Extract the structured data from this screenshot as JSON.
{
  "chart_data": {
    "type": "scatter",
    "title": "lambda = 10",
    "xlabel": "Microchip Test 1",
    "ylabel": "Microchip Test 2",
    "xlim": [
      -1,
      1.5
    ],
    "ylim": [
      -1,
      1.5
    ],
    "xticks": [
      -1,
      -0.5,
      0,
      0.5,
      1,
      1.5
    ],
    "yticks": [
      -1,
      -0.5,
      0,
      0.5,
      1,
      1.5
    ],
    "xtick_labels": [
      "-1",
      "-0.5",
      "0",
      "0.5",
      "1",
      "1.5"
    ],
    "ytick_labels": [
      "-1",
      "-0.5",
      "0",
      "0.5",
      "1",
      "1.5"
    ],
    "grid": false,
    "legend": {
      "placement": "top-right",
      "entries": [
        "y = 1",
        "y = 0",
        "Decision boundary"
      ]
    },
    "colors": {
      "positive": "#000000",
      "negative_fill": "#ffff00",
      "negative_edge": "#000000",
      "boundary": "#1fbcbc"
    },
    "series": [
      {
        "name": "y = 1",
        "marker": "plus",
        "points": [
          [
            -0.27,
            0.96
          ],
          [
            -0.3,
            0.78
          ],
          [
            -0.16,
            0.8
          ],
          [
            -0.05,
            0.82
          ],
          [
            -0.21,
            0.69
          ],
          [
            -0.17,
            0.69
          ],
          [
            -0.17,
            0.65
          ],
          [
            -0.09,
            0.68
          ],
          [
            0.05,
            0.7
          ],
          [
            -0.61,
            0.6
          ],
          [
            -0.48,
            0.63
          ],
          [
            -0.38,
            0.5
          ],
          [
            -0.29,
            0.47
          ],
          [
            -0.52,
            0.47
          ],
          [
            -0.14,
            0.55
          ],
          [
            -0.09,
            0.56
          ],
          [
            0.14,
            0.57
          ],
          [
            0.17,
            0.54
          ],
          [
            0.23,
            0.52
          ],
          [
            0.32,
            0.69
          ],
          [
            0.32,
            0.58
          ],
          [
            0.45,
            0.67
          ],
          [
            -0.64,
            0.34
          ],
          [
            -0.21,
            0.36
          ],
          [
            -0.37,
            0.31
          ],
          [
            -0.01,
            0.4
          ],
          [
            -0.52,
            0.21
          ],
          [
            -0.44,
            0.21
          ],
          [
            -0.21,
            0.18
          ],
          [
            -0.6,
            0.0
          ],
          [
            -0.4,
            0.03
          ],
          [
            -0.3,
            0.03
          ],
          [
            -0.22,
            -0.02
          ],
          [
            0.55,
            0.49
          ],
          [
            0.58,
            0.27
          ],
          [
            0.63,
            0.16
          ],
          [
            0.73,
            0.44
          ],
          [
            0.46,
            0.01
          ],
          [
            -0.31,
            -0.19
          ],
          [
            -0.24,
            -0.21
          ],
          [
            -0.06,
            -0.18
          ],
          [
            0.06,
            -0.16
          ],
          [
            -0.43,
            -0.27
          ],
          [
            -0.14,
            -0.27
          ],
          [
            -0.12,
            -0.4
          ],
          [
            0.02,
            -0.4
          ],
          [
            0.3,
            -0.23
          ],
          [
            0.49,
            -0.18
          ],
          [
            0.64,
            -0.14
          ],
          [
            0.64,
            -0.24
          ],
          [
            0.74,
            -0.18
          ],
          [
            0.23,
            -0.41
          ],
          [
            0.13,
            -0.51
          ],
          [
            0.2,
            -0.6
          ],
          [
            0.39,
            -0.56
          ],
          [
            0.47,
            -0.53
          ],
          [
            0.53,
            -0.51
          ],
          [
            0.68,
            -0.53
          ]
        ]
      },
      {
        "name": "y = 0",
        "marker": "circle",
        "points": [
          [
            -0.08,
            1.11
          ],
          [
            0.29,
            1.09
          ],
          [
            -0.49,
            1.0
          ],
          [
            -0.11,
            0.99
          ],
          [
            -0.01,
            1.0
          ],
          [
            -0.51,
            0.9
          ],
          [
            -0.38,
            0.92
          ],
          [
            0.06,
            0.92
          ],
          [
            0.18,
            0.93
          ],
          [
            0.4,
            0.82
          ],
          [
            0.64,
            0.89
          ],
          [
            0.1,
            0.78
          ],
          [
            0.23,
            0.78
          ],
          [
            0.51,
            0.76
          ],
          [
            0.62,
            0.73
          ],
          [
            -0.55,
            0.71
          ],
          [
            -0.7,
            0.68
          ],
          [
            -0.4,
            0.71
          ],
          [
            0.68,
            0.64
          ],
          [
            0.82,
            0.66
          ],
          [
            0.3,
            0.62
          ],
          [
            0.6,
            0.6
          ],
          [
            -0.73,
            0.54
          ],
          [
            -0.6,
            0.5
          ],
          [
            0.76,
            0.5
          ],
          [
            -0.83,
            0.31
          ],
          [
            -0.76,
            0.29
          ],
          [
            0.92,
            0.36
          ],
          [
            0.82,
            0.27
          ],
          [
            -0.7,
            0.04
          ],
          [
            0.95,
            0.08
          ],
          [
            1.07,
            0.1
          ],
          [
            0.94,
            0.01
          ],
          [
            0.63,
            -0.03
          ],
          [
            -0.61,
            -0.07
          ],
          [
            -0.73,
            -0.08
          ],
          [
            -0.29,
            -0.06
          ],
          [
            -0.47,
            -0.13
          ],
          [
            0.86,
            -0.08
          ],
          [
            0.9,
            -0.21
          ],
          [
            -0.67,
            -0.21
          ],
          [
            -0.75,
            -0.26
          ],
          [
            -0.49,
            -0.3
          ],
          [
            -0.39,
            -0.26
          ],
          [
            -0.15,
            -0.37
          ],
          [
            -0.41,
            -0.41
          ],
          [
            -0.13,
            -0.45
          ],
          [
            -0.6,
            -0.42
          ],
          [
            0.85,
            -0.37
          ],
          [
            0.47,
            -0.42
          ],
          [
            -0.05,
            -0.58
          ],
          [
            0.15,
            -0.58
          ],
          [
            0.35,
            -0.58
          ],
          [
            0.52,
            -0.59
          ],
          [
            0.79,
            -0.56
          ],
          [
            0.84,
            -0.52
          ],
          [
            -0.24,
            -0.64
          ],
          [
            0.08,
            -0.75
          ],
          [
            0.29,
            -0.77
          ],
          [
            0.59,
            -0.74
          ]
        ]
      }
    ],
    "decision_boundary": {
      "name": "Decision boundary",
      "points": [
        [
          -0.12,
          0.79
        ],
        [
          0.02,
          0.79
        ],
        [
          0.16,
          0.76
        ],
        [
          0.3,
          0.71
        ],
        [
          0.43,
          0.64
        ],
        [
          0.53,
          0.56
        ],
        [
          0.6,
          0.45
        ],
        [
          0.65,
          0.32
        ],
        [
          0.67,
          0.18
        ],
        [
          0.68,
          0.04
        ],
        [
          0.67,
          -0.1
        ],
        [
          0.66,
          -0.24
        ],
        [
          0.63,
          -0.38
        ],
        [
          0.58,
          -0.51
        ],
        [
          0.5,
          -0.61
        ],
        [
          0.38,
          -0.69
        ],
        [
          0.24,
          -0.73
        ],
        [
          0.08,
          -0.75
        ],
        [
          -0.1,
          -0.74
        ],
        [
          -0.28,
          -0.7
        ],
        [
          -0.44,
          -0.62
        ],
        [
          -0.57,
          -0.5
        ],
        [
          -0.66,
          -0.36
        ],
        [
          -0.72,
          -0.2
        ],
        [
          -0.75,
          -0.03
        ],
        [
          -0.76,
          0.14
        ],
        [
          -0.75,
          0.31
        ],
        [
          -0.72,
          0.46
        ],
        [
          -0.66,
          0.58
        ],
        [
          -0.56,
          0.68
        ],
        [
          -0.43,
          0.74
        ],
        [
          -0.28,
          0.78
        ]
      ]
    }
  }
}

__Given instruction__. Show the data once more, exactly as it was written.

__Task solution__.
Extract the structured data from this screenshot as JSON.
{
  "chart_data": {
    "type": "scatter",
    "title": "lambda = 10",
    "xlabel": "Microchip Test 1",
    "ylabel": "Microchip Test 2",
    "xlim": [
      -1,
      1.5
    ],
    "ylim": [
      -1,
      1.5
    ],
    "xticks": [
      -1,
      -0.5,
      0,
      0.5,
      1,
      1.5
    ],
    "yticks": [
      -1,
      -0.5,
      0,
      0.5,
      1,
      1.5
    ],
    "xtick_labels": [
      "-1",
      "-0.5",
      "0",
      "0.5",
      "1",
      "1.5"
    ],
    "ytick_labels": [
      "-1",
      "-0.5",
      "0",
      "0.5",
      "1",
      "1.5"
    ],
    "grid": false,
    "legend": {
      "placement": "top-right",
      "entries": [
        "y = 1",
        "y = 0",
        "Decision boundary"
      ]
    },
    "colors": {
      "positive": "#000000",
      "negative_fill": "#ffff00",
      "negative_edge": "#000000",
      "boundary": "#1fbcbc"
    },
    "series": [
      {
        "name": "y = 1",
        "marker": "plus",
        "points": [
          [
            -0.27,
            0.96
          ],
          [
            -0.3,
            0.78
          ],
          [
            -0.16,
            0.8
          ],
          [
            -0.05,
            0.82
          ],
          [
            -0.21,
            0.69
          ],
          [
            -0.17,
            0.69
          ],
          [
            -0.17,
            0.65
          ],
          [
            -0.09,
            0.68
          ],
          [
            0.05,
            0.7
          ],
          [
            -0.61,
            0.6
          ],
          [
            -0.48,
            0.63
          ],
          [
            -0.38,
            0.5
          ],
          [
            -0.29,
            0.47
          ],
          [
            -0.52,
            0.47
          ],
          [
            -0.14,
            0.55
          ],
          [
            -0.09,
            0.56
          ],
          [
            0.14,
            0.57
          ],
          [
            0.17,
            0.54
          ],
          [
            0.23,
            0.52
          ],
          [
            0.32,
            0.69
          ],
          [
            0.32,
            0.58
          ],
          [
            0.45,
            0.67
          ],
          [
            -0.64,
            0.34
          ],
          [
            -0.21,
            0.36
          ],
          [
            -0.37,
            0.31
          ],
          [
            -0.01,
            0.4
          ],
          [
            -0.52,
            0.21
          ],
          [
            -0.44,
            0.21
          ],
          [
            -0.21,
            0.18
          ],
          [
            -0.6,
            0.0
          ],
          [
            -0.4,
            0.03
          ],
          [
            -0.3,
            0.03
          ],
          [
            -0.22,
            -0.02
          ],
          [
            0.55,
            0.49
          ],
          [
            0.58,
            0.27
          ],
          [
            0.63,
            0.16
          ],
          [
            0.73,
            0.44
          ],
          [
            0.46,
            0.01
          ],
          [
            -0.31,
            -0.19
          ],
          [
            -0.24,
            -0.21
          ],
          [
            -0.06,
            -0.18
          ],
          [
            0.06,
            -0.16
          ],
          [
            -0.43,
            -0.27
          ],
          [
            -0.14,
            -0.27
          ],
          [
            -0.12,
            -0.4
          ],
          [
            0.02,
            -0.4
          ],
          [
            0.3,
            -0.23
          ],
          [
            0.49,
            -0.18
          ],
          [
            0.64,
            -0.14
          ],
          [
            0.64,
            -0.24
          ],
          [
            0.74,
            -0.18
          ],
          [
            0.23,
            -0.41
          ],
          [
            0.13,
            -0.51
          ],
          [
            0.2,
            -0.6
          ],
          [
            0.39,
            -0.56
          ],
          [
            0.47,
            -0.53
          ],
          [
            0.53,
            -0.51
          ],
          [
            0.68,
            -0.53
          ]
        ]
      },
      {
        "name": "y = 0",
        "marker": "circle",
        "points": [
          [
            -0.08,
            1.11
          ],
          [
            0.29,
            1.09
          ],
          [
            -0.49,
            1.0
          ],
          [
            -0.11,
            0.99
          ],
          [
            -0.01,
            1.0
          ],
          [
            -0.51,
            0.9
          ],
          [
            -0.38,
            0.92
          ],
          [
            0.06,
            0.92
          ],
          [
            0.18,
            0.93
          ],
          [
            0.4,
            0.82
          ],
          [
            0.64,
            0.89
          ],
          [
            0.1,
            0.78
          ],
          [
            0.23,
            0.78
          ],
          [
            0.51,
            0.76
          ],
          [
            0.62,
            0.73
          ],
          [
            -0.55,
            0.71
          ],
          [
            -0.7,
            0.68
          ],
          [
            -0.4,
            0.71
          ],
          [
            0.68,
            0.64
          ],
          [
            0.82,
            0.66
          ],
          [
            0.3,
            0.62
          ],
          [
            0.6,
            0.6
          ],
          [
            -0.73,
            0.54
          ],
          [
            -0.6,
            0.5
          ],
          [
            0.76,
            0.5
          ],
          [
            -0.83,
            0.31
          ],
          [
            -0.76,
            0.29
          ],
          [
            0.92,
            0.36
          ],
          [
            0.82,
            0.27
          ],
          [
            -0.7,
            0.04
          ],
          [
            0.95,
            0.08
          ],
          [
            1.07,
            0.1
          ],
          [
            0.94,
            0.01
          ],
          [
            0.63,
            -0.03
          ],
          [
            -0.61,
            -0.07
          ],
          [
            -0.73,
            -0.08
          ],
          [
            -0.29,
            -0.06
          ],
          [
            -0.47,
            -0.13
          ],
          [
            0.86,
            -0.08
          ],
          [
            0.9,
            -0.21
          ],
          [
            -0.67,
            -0.21
          ],
          [
            -0.75,
            -0.26
          ],
          [
            -0.49,
            -0.3
          ],
          [
            -0.39,
            -0.26
          ],
          [
            -0.15,
            -0.37
          ],
          [
            -0.41,
            -0.41
          ],
          [
            -0.13,
            -0.45
          ],
          [
            -0.6,
            -0.42
          ],
          [
            0.85,
            -0.37
          ],
          [
            0.47,
            -0.42
          ],
          [
            -0.05,
            -0.58
          ],
          [
            0.15,
            -0.58
          ],
          [
            0.35,
            -0.58
          ],
          [
            0.52,
            -0.59
          ],
          [
            0.79,
            -0.56
          ],
          [
            0.84,
            -0.52
          ],
          [
            -0.24,
            -0.64
          ],
          [
            0.08,
            -0.75
          ],
          [
            0.29,
            -0.77
          ],
          [
            0.59,
            -0.74
          ]
        ]
      }
    ],
    "decision_boundary": {
      "name": "Decision boundary",
      "points": [
        [
          -0.12,
          0.79
        ],
        [
          0.02,
          0.79
        ],
        [
          0.16,
          0.76
        ],
        [
          0.3,
          0.71
        ],
        [
          0.43,
          0.64
        ],
        [
          0.53,
          0.56
        ],
        [
          0.6,
          0.45
        ],
        [
          0.65,
          0.32
        ],
        [
          0.67,
          0.18
        ],
        [
          0.68,
          0.04
        ],
        [
          0.67,
          -0.1
        ],
        [
          0.66,
          -0.24
        ],
        [
          0.63,
          -0.38
        ],
        [
          0.58,
          -0.51
        ],
        [
          0.5,
          -0.61
        ],
        [
          0.38,
          -0.69
        ],
        [
          0.24,
          -0.73
        ],
        [
          0.08,
          -0.75
        ],
        [
          -0.1,
          -0.74
        ],
        [
          -0.28,
          -0.7
        ],
        [
          -0.44,
          -0.62
        ],
        [
          -0.57,
          -0.5
        ],
        [
          -0.66,
          -0.36
        ],
        [
          -0.72,
          -0.2
        ],
        [
          -0.75,
          -0.03
        ],
        [
          -0.76,
          0.14
        ],
        [
          -0.75,
          0.31
        ],
        [
          -0.72,
          0.46
        ],
        [
          -0.66,
          0.58
        ],
        [
          -0.56,
          0.68
        ],
        [
          -0.43,
          0.74
        ],
        [
          -0.28,
          0.78
        ]
      ]
    }
  }
}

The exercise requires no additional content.